EXERCISE OBJECTIVE
Look through the data below and work out how many lines contain the string "τόκους". Give the number alone.
-- start RECORDS TO PROCESS --
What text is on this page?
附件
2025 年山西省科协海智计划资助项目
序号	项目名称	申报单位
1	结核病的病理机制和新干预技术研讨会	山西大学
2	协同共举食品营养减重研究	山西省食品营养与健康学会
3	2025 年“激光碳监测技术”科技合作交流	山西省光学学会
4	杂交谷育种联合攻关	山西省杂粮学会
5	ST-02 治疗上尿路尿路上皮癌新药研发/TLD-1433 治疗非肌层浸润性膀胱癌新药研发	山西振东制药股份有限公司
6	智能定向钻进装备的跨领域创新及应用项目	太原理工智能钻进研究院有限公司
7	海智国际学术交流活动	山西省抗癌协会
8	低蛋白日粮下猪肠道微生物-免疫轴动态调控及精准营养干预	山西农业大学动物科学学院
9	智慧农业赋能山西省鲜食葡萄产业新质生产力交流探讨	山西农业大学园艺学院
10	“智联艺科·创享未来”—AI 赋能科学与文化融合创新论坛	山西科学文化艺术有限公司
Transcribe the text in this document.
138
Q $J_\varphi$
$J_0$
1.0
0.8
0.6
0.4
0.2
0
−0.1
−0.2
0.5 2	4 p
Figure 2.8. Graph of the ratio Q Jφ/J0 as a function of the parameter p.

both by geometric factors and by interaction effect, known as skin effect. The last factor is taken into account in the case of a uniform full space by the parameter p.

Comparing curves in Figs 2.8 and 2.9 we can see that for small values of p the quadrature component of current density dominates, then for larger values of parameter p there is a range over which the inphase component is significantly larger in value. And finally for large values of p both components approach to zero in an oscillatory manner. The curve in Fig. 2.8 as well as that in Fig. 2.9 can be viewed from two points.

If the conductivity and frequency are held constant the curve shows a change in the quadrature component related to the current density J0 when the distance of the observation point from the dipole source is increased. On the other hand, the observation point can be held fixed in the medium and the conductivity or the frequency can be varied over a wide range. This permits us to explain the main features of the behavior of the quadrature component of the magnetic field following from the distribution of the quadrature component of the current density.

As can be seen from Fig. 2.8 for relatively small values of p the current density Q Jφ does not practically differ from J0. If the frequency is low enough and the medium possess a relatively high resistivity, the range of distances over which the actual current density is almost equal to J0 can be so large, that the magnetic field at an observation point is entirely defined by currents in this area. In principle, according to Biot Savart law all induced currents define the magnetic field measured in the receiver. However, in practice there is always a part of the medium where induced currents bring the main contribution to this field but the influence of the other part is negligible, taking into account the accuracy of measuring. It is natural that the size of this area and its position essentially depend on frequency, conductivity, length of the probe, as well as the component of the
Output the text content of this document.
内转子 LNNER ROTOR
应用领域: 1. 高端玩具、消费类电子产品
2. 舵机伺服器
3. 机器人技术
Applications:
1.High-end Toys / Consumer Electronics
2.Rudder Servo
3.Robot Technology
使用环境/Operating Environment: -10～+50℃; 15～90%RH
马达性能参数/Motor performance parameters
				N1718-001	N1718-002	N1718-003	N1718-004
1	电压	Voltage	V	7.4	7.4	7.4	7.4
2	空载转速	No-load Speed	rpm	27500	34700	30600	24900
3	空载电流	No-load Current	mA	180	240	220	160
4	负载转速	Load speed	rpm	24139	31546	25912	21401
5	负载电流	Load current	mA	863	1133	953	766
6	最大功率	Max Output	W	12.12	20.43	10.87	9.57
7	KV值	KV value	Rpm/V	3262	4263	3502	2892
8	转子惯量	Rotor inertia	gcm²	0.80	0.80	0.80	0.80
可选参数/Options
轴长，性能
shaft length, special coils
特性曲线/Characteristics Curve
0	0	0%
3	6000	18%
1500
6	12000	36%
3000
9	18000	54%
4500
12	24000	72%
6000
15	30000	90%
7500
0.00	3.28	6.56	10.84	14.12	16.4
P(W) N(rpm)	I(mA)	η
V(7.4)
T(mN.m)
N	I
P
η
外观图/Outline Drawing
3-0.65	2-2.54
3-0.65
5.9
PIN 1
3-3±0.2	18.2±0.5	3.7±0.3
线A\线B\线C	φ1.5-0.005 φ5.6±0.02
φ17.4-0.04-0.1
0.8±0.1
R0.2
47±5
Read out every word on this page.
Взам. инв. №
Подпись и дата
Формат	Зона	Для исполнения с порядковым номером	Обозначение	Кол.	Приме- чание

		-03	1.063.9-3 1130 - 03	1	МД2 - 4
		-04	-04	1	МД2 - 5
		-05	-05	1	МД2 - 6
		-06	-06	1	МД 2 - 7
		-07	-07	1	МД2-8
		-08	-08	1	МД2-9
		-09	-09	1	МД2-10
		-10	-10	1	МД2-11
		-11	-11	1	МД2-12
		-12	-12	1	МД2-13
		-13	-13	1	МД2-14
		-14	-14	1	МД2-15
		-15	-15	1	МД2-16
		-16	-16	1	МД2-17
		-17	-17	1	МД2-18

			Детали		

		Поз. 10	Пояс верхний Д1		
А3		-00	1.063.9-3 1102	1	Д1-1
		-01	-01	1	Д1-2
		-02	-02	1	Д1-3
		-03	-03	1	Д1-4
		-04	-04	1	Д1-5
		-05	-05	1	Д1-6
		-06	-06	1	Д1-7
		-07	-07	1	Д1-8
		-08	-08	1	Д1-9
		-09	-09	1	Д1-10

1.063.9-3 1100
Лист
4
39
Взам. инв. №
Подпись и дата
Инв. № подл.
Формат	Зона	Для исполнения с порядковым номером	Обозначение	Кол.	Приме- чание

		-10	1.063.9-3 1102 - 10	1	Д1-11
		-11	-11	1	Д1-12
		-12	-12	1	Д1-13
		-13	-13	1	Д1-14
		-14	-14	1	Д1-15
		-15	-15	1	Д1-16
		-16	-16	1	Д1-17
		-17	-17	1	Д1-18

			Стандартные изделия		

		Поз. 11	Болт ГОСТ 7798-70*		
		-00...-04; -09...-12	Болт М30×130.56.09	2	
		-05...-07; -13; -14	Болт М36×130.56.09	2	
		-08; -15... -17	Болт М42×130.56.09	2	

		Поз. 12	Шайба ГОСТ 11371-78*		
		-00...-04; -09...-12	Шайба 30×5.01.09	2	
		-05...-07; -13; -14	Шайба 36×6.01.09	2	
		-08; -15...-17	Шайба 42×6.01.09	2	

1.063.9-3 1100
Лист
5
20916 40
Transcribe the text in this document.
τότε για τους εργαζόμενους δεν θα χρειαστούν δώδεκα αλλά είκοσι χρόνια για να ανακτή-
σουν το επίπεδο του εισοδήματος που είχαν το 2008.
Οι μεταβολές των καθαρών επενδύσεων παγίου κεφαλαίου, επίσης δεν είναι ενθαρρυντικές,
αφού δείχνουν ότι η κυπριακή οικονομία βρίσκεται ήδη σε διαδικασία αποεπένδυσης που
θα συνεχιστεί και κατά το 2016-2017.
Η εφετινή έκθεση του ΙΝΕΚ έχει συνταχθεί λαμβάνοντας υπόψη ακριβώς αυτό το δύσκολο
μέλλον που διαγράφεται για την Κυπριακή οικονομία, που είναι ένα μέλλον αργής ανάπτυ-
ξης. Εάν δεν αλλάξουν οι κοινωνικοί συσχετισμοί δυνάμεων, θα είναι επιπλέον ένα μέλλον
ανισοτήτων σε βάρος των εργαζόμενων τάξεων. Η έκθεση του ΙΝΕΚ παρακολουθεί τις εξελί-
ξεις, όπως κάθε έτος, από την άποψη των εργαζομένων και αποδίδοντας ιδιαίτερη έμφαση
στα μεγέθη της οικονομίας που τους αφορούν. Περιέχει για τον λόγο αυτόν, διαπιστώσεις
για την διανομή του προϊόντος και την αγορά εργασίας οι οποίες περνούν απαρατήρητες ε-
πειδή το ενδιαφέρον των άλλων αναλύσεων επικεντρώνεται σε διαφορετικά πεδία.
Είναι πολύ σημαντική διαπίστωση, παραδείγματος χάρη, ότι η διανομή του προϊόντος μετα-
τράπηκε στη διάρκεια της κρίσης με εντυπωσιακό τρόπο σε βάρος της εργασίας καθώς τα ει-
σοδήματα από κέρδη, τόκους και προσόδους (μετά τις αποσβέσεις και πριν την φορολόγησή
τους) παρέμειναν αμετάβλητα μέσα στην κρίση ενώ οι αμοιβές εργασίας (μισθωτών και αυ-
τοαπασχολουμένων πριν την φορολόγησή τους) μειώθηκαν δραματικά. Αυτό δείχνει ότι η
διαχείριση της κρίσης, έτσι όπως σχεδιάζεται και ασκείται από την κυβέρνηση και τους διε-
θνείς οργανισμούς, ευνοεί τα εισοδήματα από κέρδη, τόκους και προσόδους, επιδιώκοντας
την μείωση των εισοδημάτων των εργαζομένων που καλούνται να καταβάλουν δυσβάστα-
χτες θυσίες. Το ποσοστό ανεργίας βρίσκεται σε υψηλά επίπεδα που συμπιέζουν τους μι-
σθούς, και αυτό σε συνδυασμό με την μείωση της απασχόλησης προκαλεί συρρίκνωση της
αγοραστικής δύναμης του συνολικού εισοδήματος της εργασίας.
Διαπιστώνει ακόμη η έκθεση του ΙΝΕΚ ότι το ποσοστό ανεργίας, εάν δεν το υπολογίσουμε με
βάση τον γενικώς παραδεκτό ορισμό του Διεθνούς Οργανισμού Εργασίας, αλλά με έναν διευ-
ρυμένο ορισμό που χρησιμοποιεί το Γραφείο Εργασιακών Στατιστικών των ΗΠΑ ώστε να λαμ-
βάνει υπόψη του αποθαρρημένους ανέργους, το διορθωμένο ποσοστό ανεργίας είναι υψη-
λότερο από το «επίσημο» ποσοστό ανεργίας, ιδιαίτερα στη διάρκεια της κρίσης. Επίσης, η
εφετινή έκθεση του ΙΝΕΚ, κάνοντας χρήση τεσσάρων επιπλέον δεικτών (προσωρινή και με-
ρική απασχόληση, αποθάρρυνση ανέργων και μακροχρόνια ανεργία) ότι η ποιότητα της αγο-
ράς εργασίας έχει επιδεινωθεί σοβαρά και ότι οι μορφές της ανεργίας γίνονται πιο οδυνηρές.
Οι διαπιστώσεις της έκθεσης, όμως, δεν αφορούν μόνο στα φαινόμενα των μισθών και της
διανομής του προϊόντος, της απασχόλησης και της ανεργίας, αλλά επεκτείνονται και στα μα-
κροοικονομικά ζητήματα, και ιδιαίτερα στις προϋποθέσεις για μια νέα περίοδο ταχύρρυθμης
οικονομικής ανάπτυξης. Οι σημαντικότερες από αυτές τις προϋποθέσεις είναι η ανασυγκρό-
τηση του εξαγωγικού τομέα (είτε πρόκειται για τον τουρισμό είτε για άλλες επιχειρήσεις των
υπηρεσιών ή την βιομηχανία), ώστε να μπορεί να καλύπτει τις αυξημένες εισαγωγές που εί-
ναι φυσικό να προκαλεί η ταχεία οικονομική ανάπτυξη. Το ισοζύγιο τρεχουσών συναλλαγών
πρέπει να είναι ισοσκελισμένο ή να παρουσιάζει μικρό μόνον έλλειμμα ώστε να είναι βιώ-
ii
-- end RECORDS TO PROCESS --
TASK RESULT
2